Start of Task data

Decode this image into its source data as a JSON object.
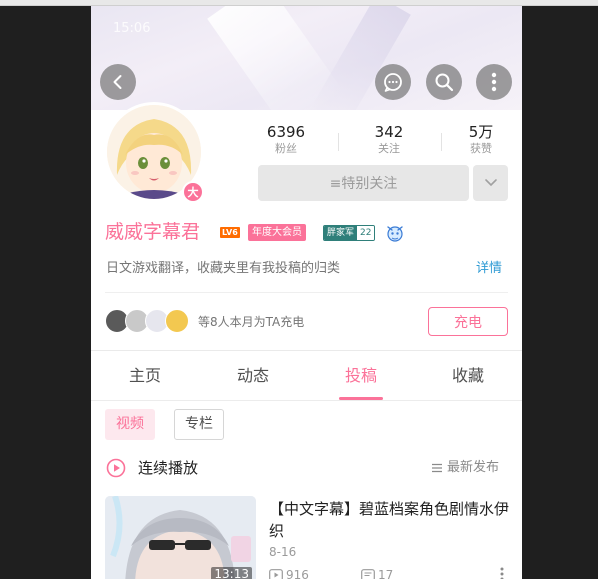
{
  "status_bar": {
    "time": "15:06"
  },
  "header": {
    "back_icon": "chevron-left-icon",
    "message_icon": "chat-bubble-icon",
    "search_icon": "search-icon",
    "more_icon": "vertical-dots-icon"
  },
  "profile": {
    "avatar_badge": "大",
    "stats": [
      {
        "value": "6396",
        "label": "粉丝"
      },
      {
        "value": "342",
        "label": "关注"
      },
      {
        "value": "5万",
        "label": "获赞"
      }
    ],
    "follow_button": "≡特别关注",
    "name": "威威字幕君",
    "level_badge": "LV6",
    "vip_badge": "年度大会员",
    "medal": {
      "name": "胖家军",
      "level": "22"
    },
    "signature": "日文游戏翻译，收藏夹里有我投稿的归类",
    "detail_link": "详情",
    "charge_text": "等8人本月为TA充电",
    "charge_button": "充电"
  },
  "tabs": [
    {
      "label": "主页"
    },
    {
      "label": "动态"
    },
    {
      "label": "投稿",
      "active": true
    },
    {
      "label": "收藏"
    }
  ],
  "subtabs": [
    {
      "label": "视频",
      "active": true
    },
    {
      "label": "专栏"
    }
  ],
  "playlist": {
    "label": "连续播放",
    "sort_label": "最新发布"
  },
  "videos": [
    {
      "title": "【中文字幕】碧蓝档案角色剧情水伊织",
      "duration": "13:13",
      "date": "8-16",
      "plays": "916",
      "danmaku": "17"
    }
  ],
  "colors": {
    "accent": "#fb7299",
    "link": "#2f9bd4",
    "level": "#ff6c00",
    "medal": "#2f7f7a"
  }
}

End of Task data

Instructions to follow: Without the pictures, return the entries exactly as they appear.

In response:
Decode this image into its source data as a JSON object.
{
  "status_bar": {
    "time": "15:06"
  },
  "header": {
    "back_icon": "chevron-left-icon",
    "message_icon": "chat-bubble-icon",
    "search_icon": "search-icon",
    "more_icon": "vertical-dots-icon"
  },
  "profile": {
    "avatar_badge": "大",
    "stats": [
      {
        "value": "6396",
        "label": "粉丝"
      },
      {
        "value": "342",
        "label": "关注"
      },
      {
        "value": "5万",
        "label": "获赞"
      }
    ],
    "follow_button": "≡特别关注",
    "name": "威威字幕君",
    "level_badge": "LV6",
    "vip_badge": "年度大会员",
    "medal": {
      "name": "胖家军",
      "level": "22"
    },
    "signature": "日文游戏翻译，收藏夹里有我投稿的归类",
    "detail_link": "详情",
    "charge_text": "等8人本月为TA充电",
    "charge_button": "充电"
  },
  "tabs": [
    {
      "label": "主页"
    },
    {
      "label": "动态"
    },
    {
      "label": "投稿",
      "active": true
    },
    {
      "label": "收藏"
    }
  ],
  "subtabs": [
    {
      "label": "视频",
      "active": true
    },
    {
      "label": "专栏"
    }
  ],
  "playlist": {
    "label": "连续播放",
    "sort_label": "最新发布"
  },
  "videos": [
    {
      "title": "【中文字幕】碧蓝档案角色剧情水伊织",
      "duration": "13:13",
      "date": "8-16",
      "plays": "916",
      "danmaku": "17"
    }
  ],
  "colors": {
    "accent": "#fb7299",
    "link": "#2f9bd4",
    "level": "#ff6c00",
    "medal": "#2f7f7a"
  }
}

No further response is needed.